### Exercise task:
Select, from the material below, each line with "text" in it.

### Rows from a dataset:

>>

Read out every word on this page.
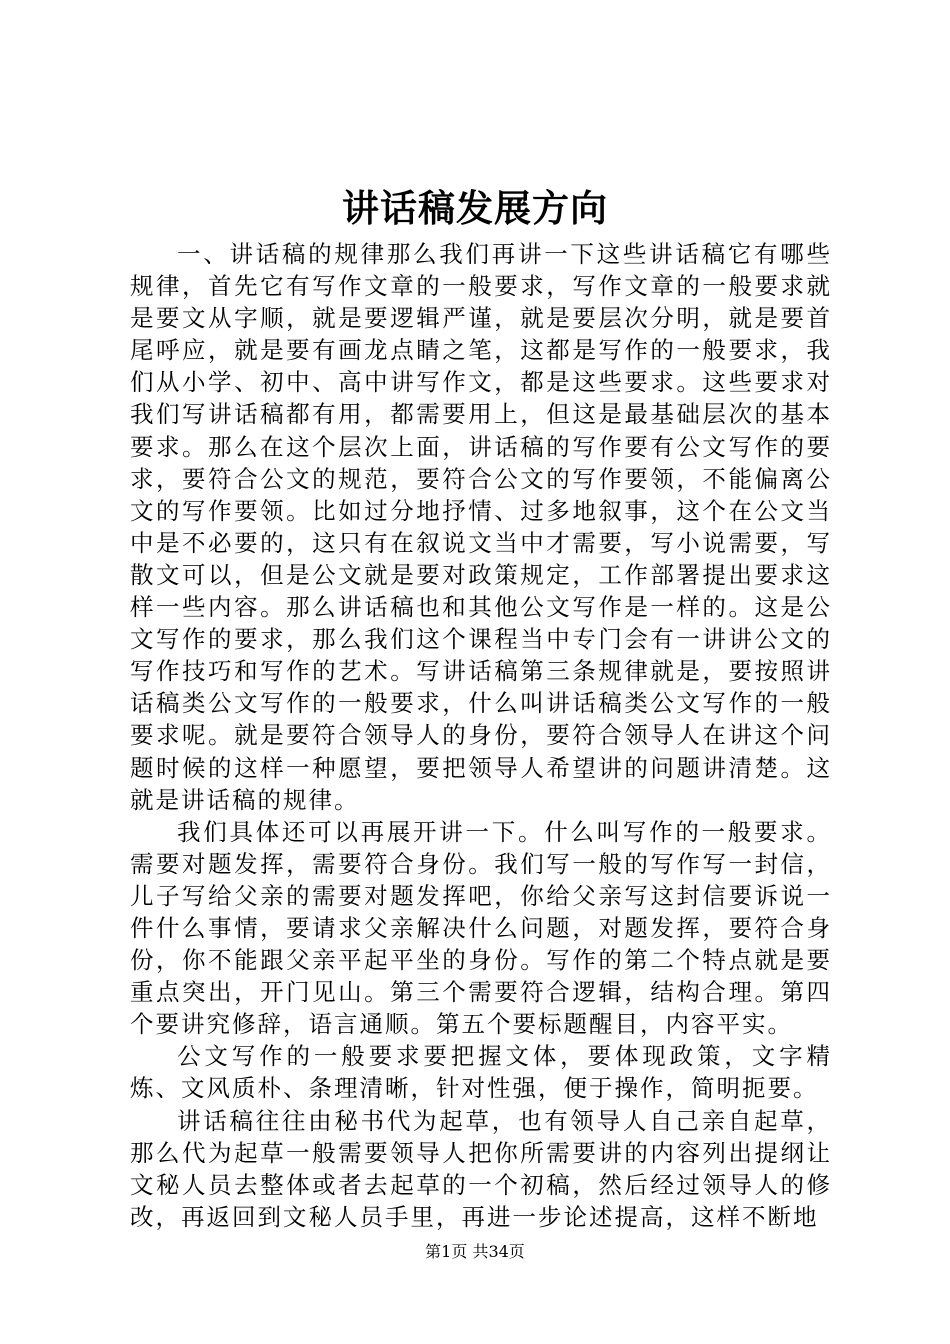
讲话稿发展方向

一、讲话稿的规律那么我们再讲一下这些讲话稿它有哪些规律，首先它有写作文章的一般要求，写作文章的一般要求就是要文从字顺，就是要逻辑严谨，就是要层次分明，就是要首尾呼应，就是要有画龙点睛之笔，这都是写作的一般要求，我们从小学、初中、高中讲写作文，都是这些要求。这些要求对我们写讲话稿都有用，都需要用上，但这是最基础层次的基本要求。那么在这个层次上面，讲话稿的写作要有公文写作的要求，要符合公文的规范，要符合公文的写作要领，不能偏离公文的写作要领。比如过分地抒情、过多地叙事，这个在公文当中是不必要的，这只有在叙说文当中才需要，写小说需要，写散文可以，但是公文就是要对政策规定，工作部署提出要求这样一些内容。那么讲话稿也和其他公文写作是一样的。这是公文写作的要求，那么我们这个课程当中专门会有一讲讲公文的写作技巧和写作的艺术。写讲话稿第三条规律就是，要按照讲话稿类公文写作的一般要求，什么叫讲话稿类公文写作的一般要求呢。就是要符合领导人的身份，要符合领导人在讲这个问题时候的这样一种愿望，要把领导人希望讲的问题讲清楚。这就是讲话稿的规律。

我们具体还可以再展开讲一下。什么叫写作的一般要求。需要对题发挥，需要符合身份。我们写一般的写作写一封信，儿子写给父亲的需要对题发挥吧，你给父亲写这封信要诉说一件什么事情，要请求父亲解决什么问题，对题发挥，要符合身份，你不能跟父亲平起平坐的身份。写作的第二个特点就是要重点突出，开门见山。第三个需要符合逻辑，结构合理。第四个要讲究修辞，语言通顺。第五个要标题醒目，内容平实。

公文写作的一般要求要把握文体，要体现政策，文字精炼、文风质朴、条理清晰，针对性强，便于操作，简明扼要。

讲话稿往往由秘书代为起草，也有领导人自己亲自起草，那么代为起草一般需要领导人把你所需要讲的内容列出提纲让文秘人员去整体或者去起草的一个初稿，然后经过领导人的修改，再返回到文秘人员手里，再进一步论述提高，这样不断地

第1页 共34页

<<
>>

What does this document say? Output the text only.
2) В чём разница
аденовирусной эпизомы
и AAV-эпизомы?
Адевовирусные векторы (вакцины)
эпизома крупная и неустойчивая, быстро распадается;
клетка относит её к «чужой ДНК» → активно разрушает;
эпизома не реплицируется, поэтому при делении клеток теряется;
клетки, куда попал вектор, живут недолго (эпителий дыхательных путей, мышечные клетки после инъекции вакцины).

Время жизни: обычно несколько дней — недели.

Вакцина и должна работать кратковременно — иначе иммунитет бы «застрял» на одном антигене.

<<
>>

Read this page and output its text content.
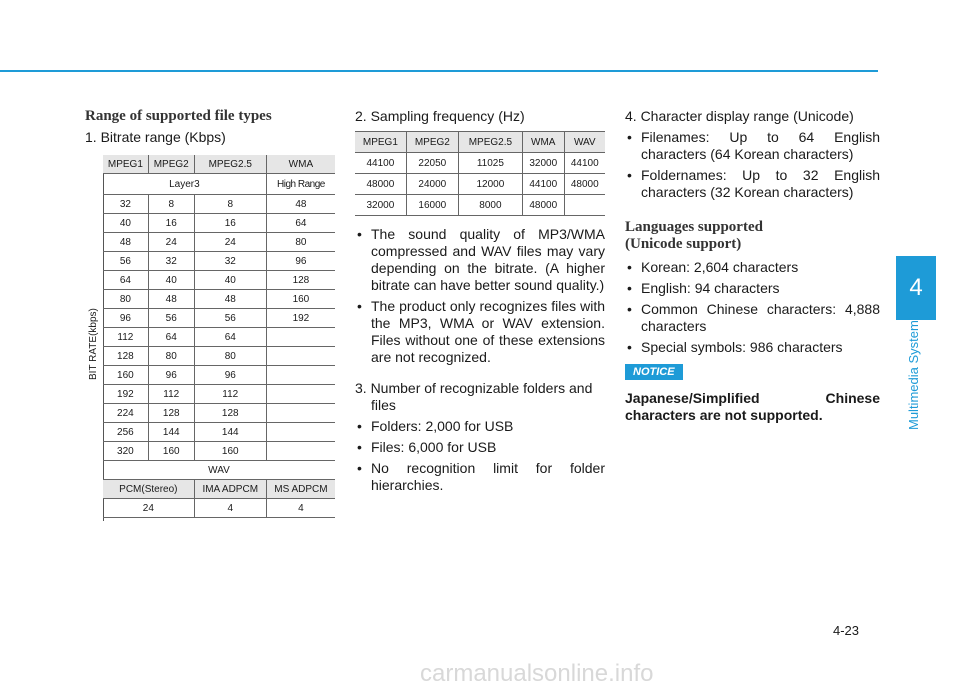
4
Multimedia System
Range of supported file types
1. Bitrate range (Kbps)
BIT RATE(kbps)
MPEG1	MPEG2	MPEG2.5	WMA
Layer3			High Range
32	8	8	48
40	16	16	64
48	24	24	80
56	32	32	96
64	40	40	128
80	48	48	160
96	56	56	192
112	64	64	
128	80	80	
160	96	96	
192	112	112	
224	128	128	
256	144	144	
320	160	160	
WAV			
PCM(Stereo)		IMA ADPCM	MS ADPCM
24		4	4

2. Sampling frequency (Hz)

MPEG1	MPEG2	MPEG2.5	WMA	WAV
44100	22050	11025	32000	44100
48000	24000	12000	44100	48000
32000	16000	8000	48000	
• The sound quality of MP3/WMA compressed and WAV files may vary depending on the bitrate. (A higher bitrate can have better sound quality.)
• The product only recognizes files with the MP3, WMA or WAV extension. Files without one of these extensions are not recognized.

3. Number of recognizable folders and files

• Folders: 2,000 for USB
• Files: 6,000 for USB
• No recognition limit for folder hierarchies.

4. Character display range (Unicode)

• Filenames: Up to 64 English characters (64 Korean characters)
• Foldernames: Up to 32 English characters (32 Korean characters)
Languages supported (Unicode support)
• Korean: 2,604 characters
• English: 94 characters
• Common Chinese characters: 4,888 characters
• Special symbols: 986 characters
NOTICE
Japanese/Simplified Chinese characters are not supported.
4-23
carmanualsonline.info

<<

### Output for this task:
What does this document say? Output the text only.
Read this page and output its text content.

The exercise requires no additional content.